──────── DATA FOR THIS EXERCISE

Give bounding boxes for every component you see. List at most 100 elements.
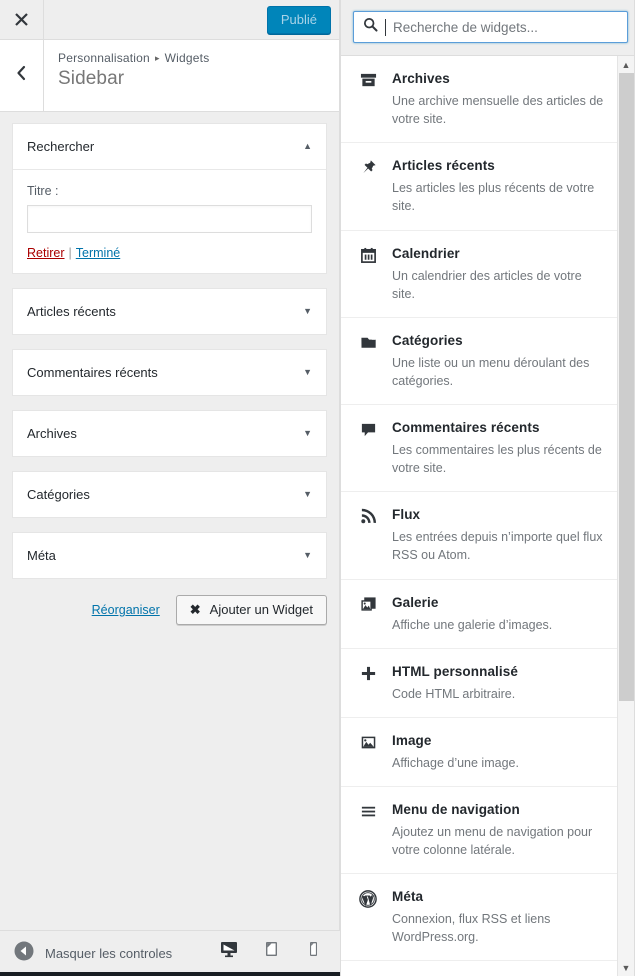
plus-icon bbox=[358, 663, 378, 682]
customizer-footer: Masquer les controles bbox=[0, 930, 340, 976]
widget-description: Les entrées depuis n’importe quel flux R… bbox=[392, 530, 603, 563]
search-input[interactable]: Recherche de widgets... bbox=[393, 20, 538, 35]
list-item[interactable]: Calendrier Un calendrier des articles de… bbox=[341, 231, 623, 318]
customizer-screen: Publié Personnalisation ▸ Widgets Sidebar bbox=[0, 0, 640, 976]
action-separator: | bbox=[68, 246, 72, 260]
archive-box-icon bbox=[358, 70, 378, 89]
widget-description: Un calendrier des articles de votre site… bbox=[392, 268, 582, 301]
available-widgets-list[interactable]: Archives Une archive mensuelle des artic… bbox=[341, 56, 640, 976]
widget-name: HTML personnalisé bbox=[392, 663, 518, 679]
search-field[interactable]: Recherche de widgets... bbox=[353, 11, 628, 43]
widget-item-commentaires-recents: Commentaires récents ▼ bbox=[12, 349, 327, 396]
widget-list-scrollbar[interactable]: ▲ ▼ bbox=[617, 56, 634, 976]
widget-description: Une liste ou un menu déroulant des catég… bbox=[392, 355, 590, 388]
scrollbar-thumb[interactable] bbox=[619, 73, 634, 701]
list-item[interactable]: Articles récents Les articles les plus r… bbox=[341, 143, 623, 231]
widget-description: Une archive mensuelle des articles de vo… bbox=[392, 94, 604, 127]
title-input[interactable] bbox=[27, 205, 312, 233]
page-title: Sidebar bbox=[58, 68, 125, 89]
widget-header[interactable]: Commentaires récents ▼ bbox=[13, 350, 326, 395]
widget-name: Calendrier bbox=[392, 245, 460, 261]
widget-description: Les articles les plus récents de votre s… bbox=[392, 181, 595, 214]
arrow-left-circle-icon bbox=[14, 941, 34, 966]
widget-description: Les commentaires les plus récents de vot… bbox=[392, 443, 602, 476]
widget-item-categories: Catégories ▼ bbox=[12, 471, 327, 518]
list-item[interactable]: Galerie Affiche une galerie d’images. bbox=[341, 580, 623, 649]
widget-item-rechercher: Rechercher ▲ Titre : Retirer | Terminé bbox=[12, 123, 327, 274]
device-preview-group bbox=[208, 931, 334, 976]
text-cursor bbox=[385, 18, 386, 36]
widget-name: Flux bbox=[392, 507, 421, 523]
scroll-down-arrow[interactable]: ▼ bbox=[618, 959, 634, 976]
widget-header[interactable]: Archives ▼ bbox=[13, 411, 326, 456]
available-widgets-panel: Recherche de widgets... Archives Une arc… bbox=[340, 0, 640, 976]
widget-actions: Retirer | Terminé bbox=[27, 246, 312, 260]
calendar-icon bbox=[358, 245, 378, 264]
widget-search-wrap: Recherche de widgets... bbox=[341, 0, 640, 56]
chevron-down-icon: ▼ bbox=[303, 367, 312, 377]
list-item[interactable]: Archives Une archive mensuelle des artic… bbox=[341, 56, 623, 144]
device-mobile-button[interactable] bbox=[292, 931, 334, 976]
list-item[interactable]: Menu de navigation Ajoutez un menu de na… bbox=[341, 787, 623, 875]
panel-right-edge bbox=[634, 0, 640, 976]
device-tablet-button[interactable] bbox=[250, 931, 292, 976]
widget-title: Commentaires récents bbox=[27, 365, 158, 380]
widget-body: Titre : Retirer | Terminé bbox=[13, 169, 326, 273]
list-item[interactable]: Méta Connexion, flux RSS et liens WordPr… bbox=[341, 874, 623, 962]
title-field-label: Titre : bbox=[27, 184, 59, 198]
widget-name: Méta bbox=[392, 889, 424, 905]
widget-header[interactable]: Catégories ▼ bbox=[13, 472, 326, 517]
widget-name: Galerie bbox=[392, 594, 439, 610]
widget-description: Connexion, flux RSS et liens WordPress.o… bbox=[392, 912, 551, 945]
breadcrumb: Personnalisation ▸ Widgets bbox=[58, 51, 209, 65]
customizer-panel: Publié Personnalisation ▸ Widgets Sidebar bbox=[0, 0, 340, 976]
header-spacer bbox=[44, 0, 267, 39]
back-button[interactable] bbox=[0, 40, 44, 111]
device-desktop-button[interactable] bbox=[208, 931, 250, 976]
breadcrumb-current[interactable]: Widgets bbox=[165, 51, 210, 65]
wordpress-icon bbox=[358, 888, 378, 908]
widget-description: Affiche une galerie d’images. bbox=[392, 617, 553, 632]
widget-list-container: Rechercher ▲ Titre : Retirer | Terminé Art… bbox=[0, 112, 339, 976]
widget-name: Image bbox=[392, 732, 432, 748]
chevron-up-icon: ▲ bbox=[303, 141, 312, 151]
list-item[interactable]: Flux Les entrées depuis n’importe quel f… bbox=[341, 492, 623, 580]
gallery-icon bbox=[358, 594, 378, 613]
widget-header[interactable]: Rechercher ▲ bbox=[13, 124, 326, 169]
widget-title: Archives bbox=[27, 426, 77, 441]
rss-icon bbox=[358, 506, 378, 525]
widget-title: Articles récents bbox=[27, 304, 116, 319]
plus-cross-icon: ✖ bbox=[189, 602, 201, 617]
widget-header[interactable]: Méta ▼ bbox=[13, 533, 326, 578]
collapse-sidebar-button[interactable]: Masquer les controles bbox=[14, 941, 172, 966]
chevron-down-icon: ▼ bbox=[303, 489, 312, 499]
folder-icon bbox=[358, 332, 378, 351]
add-widget-button[interactable]: ✖ Ajouter un Widget bbox=[175, 595, 327, 625]
widget-header[interactable]: Articles récents ▼ bbox=[13, 289, 326, 334]
list-item[interactable]: Commentaires récents Les commentaires le… bbox=[341, 405, 623, 493]
widget-description: Affichage d’une image. bbox=[392, 755, 519, 770]
breadcrumb-root[interactable]: Personnalisation bbox=[58, 51, 150, 65]
widget-title: Catégories bbox=[27, 487, 90, 502]
done-link[interactable]: Terminé bbox=[76, 246, 120, 260]
list-item[interactable]: Image Affichage d’une image. bbox=[341, 718, 623, 787]
chevron-down-icon: ▼ bbox=[303, 550, 312, 560]
widget-actions-row: Réorganiser ✖ Ajouter un Widget bbox=[12, 593, 327, 625]
scroll-up-arrow[interactable]: ▲ bbox=[618, 56, 634, 73]
close-customizer-button[interactable] bbox=[0, 0, 44, 39]
add-widget-label: Ajouter un Widget bbox=[209, 602, 313, 617]
widget-name: Articles récents bbox=[392, 158, 495, 174]
search-icon bbox=[363, 17, 378, 37]
reorder-link[interactable]: Réorganiser bbox=[92, 603, 160, 617]
footer-baseline bbox=[0, 972, 340, 976]
tablet-icon bbox=[261, 939, 281, 964]
list-item[interactable]: HTML personnalisé Code HTML arbitraire. bbox=[341, 649, 623, 718]
collapse-label: Masquer les controles bbox=[45, 946, 173, 961]
chevron-down-icon: ▼ bbox=[303, 306, 312, 316]
list-item[interactable]: Catégories Une liste ou un menu déroulan… bbox=[341, 318, 623, 405]
mobile-icon bbox=[303, 939, 323, 964]
publish-button[interactable]: Publié bbox=[266, 5, 331, 34]
customizer-header: Publié bbox=[0, 0, 339, 40]
list-item[interactable]: Nuage d’étiquettes Un nuage de vos étiqu… bbox=[341, 961, 623, 976]
remove-widget-link[interactable]: Retirer bbox=[27, 246, 65, 260]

────────────────

PROBLEM STATEMENT:
Render every line of the rows above as a JSON list of strings, one string per line. Skip blank lines and leave out the pictures.

FINISHED EXERCISE:
[
  "Give bounding boxes for every component you see. List at most 100 elements.",
  "plus-icon bbox=[358, 663, 378, 682]",
  "customizer-footer: Masquer les controles bbox=[0, 930, 340, 976]",
  "widget-description: Les entrées depuis n’importe quel flux R… bbox=[392, 530, 603, 563]",
  "search-input[interactable]: Recherche de widgets... bbox=[393, 20, 538, 35]",
  "list-item[interactable]: Calendrier Un calendrier des articles de… bbox=[341, 231, 623, 318]",
  "customizer-screen: Publié Personnalisation ▸ Widgets Sidebar bbox=[0, 0, 640, 976]",
  "action-separator: | bbox=[68, 246, 72, 260]",
  "archive-box-icon bbox=[358, 70, 378, 89]",
  "widget-description: Un calendrier des articles de votre site… bbox=[392, 268, 582, 301]",
  "available-widgets-list[interactable]: Archives Une archive mensuelle des artic… bbox=[341, 56, 640, 976]",
  "widget-name: HTML personnalisé bbox=[392, 663, 518, 679]",
  "search-field[interactable]: Recherche de widgets... bbox=[353, 11, 628, 43]",
  "widget-item-commentaires-recents: Commentaires récents ▼ bbox=[12, 349, 327, 396]",
  "widget-list-scrollbar[interactable]: ▲ ▼ bbox=[617, 56, 634, 976]",
  "widget-description: Une liste ou un menu déroulant des catég… bbox=[392, 355, 590, 388]",
  "scrollbar-thumb[interactable] bbox=[619, 73, 634, 701]",
  "list-item[interactable]: Articles récents Les articles les plus r… bbox=[341, 143, 623, 231]",
  "widget-description: Une archive mensuelle des articles de vo… bbox=[392, 94, 604, 127]",
  "title-input[interactable] bbox=[27, 205, 312, 233]",
  "page-title: Sidebar bbox=[58, 68, 125, 89]",
  "widget-header[interactable]: Commentaires récents ▼ bbox=[13, 350, 326, 395]",
  "widget-name: Calendrier bbox=[392, 245, 460, 261]",
  "widget-description: Les articles les plus récents de votre s… bbox=[392, 181, 595, 214]",
  "arrow-left-circle-icon bbox=[14, 941, 34, 966]",
  "widget-description: Les commentaires les plus récents de vot… bbox=[392, 443, 602, 476]",
  "widget-item-categories: Catégories ▼ bbox=[12, 471, 327, 518]",
  "list-item[interactable]: Galerie Affiche une galerie d’images. bbox=[341, 580, 623, 649]",
  "widget-item-rechercher: Rechercher ▲ Titre : Retirer | Terminé bbox=[12, 123, 327, 274]",
  "device-preview-group bbox=[208, 931, 334, 976]",
  "text-cursor bbox=[385, 18, 386, 36]",
  "widget-name: Flux bbox=[392, 507, 421, 523]",
  "scroll-down-arrow[interactable]: ▼ bbox=[618, 959, 634, 976]",
  "widget-header[interactable]: Archives ▼ bbox=[13, 411, 326, 456]",
  "available-widgets-panel: Recherche de widgets... Archives Une arc… bbox=[340, 0, 640, 976]",
  "widget-actions: Retirer | Terminé bbox=[27, 246, 312, 260]",
  "calendar-icon bbox=[358, 245, 378, 264]",
  "widget-search-wrap: Recherche de widgets... bbox=[341, 0, 640, 56]",
  "chevron-down-icon: ▼ bbox=[303, 367, 312, 377]",
  "list-item[interactable]: Archives Une archive mensuelle des artic… bbox=[341, 56, 623, 144]",
  "device-mobile-button[interactable] bbox=[292, 931, 334, 976]",
  "list-item[interactable]: Menu de navigation Ajoutez un menu de na… bbox=[341, 787, 623, 875]",
  "panel-right-edge bbox=[634, 0, 640, 976]",
  "device-tablet-button[interactable] bbox=[250, 931, 292, 976]",
  "widget-title: Commentaires récents bbox=[27, 365, 158, 380]",
  "widget-body: Titre : Retirer | Terminé bbox=[13, 169, 326, 273]",
  "list-item[interactable]: Méta Connexion, flux RSS et liens WordPr… bbox=[341, 874, 623, 962]",
  "title-field-label: Titre : bbox=[27, 184, 59, 198]",
  "widget-name: Méta bbox=[392, 889, 424, 905]",
  "widget-header[interactable]: Catégories ▼ bbox=[13, 472, 326, 517]",
  "widget-name: Galerie bbox=[392, 594, 439, 610]",
  "widget-description: Connexion, flux RSS et liens WordPress.o… bbox=[392, 912, 551, 945]",
  "breadcrumb: Personnalisation ▸ Widgets bbox=[58, 51, 209, 65]",
  "customizer-panel: Publié Personnalisation ▸ Widgets Sidebar bbox=[0, 0, 340, 976]",
  "header-spacer bbox=[44, 0, 267, 39]",
  "back-button[interactable] bbox=[0, 40, 44, 111]",
  "device-desktop-button[interactable] bbox=[208, 931, 250, 976]",
  "breadcrumb-current[interactable]: Widgets bbox=[165, 51, 210, 65]",
  "wordpress-icon bbox=[358, 888, 378, 908]",
  "widget-description: Affiche une galerie d’images. bbox=[392, 617, 553, 632]",
  "widget-list-container: Rechercher ▲ Titre : Retirer | Terminé Art… bbox=[0, 112, 339, 976]",
  "widget-name: Image bbox=[392, 732, 432, 748]",
  "chevron-up-icon: ▲ bbox=[303, 141, 312, 151]",
  "list-item[interactable]: Flux Les entrées depuis n’importe quel f… bbox=[341, 492, 623, 580]",
  "gallery-icon bbox=[358, 594, 378, 613]",
  "widget-header[interactable]: Rechercher ▲ bbox=[13, 124, 326, 169]",
  "widget-title: Archives bbox=[27, 426, 77, 441]",
  "rss-icon bbox=[358, 506, 378, 525]",
  "widget-title: Articles récents bbox=[27, 304, 116, 319]",
  "plus-cross-icon: ✖ bbox=[189, 602, 201, 617]",
  "widget-header[interactable]: Méta ▼ bbox=[13, 533, 326, 578]",
  "collapse-sidebar-button[interactable]: Masquer les controles bbox=[14, 941, 172, 966]",
  "chevron-down-icon: ▼ bbox=[303, 489, 312, 499]",
  "folder-icon bbox=[358, 332, 378, 351]",
  "add-widget-button[interactable]: ✖ Ajouter un Widget bbox=[175, 595, 327, 625]",
  "widget-header[interactable]: Articles récents ▼ bbox=[13, 289, 326, 334]",
  "list-item[interactable]: Commentaires récents Les commentaires le… bbox=[341, 405, 623, 493]",
  "widget-description: Affichage d’une image. bbox=[392, 755, 519, 770]",
  "breadcrumb-root[interactable]: Personnalisation bbox=[58, 51, 150, 65]",
  "widget-title: Catégories bbox=[27, 487, 90, 502]",
  "done-link[interactable]: Terminé bbox=[76, 246, 120, 260]",
  "list-item[interactable]: Image Affichage d’une image. bbox=[341, 718, 623, 787]",
  "chevron-down-icon: ▼ bbox=[303, 550, 312, 560]",
  "widget-actions-row: Réorganiser ✖ Ajouter un Widget bbox=[12, 593, 327, 625]",
  "scroll-up-arrow[interactable]: ▲ bbox=[618, 56, 634, 73]",
  "close-customizer-button[interactable] bbox=[0, 0, 44, 39]",
  "add-widget-label: Ajouter un Widget bbox=[209, 602, 313, 617]",
  "widget-name: Articles récents bbox=[392, 158, 495, 174]",
  "search-icon bbox=[363, 17, 378, 37]",
  "reorder-link[interactable]: Réorganiser bbox=[92, 603, 160, 617]",
  "footer-baseline bbox=[0, 972, 340, 976]",
  "tablet-icon bbox=[261, 939, 281, 964]",
  "list-item[interactable]: HTML personnalisé Code HTML arbitraire. bbox=[341, 649, 623, 718]",
  "collapse-label: Masquer les controles bbox=[45, 946, 173, 961]",
  "chevron-down-icon: ▼ bbox=[303, 306, 312, 316]",
  "list-item[interactable]: Catégories Une liste ou un menu déroulan… bbox=[341, 318, 623, 405]",
  "mobile-icon bbox=[303, 939, 323, 964]",
  "publish-button[interactable]: Publié bbox=[266, 5, 331, 34]",
  "customizer-header: Publié bbox=[0, 0, 339, 40]",
  "list-item[interactable]: Nuage d’étiquettes Un nuage de vos étiqu… bbox=[341, 961, 623, 976]",
  "remove-widget-link[interactable]: Retirer bbox=[27, 246, 65, 260]"
]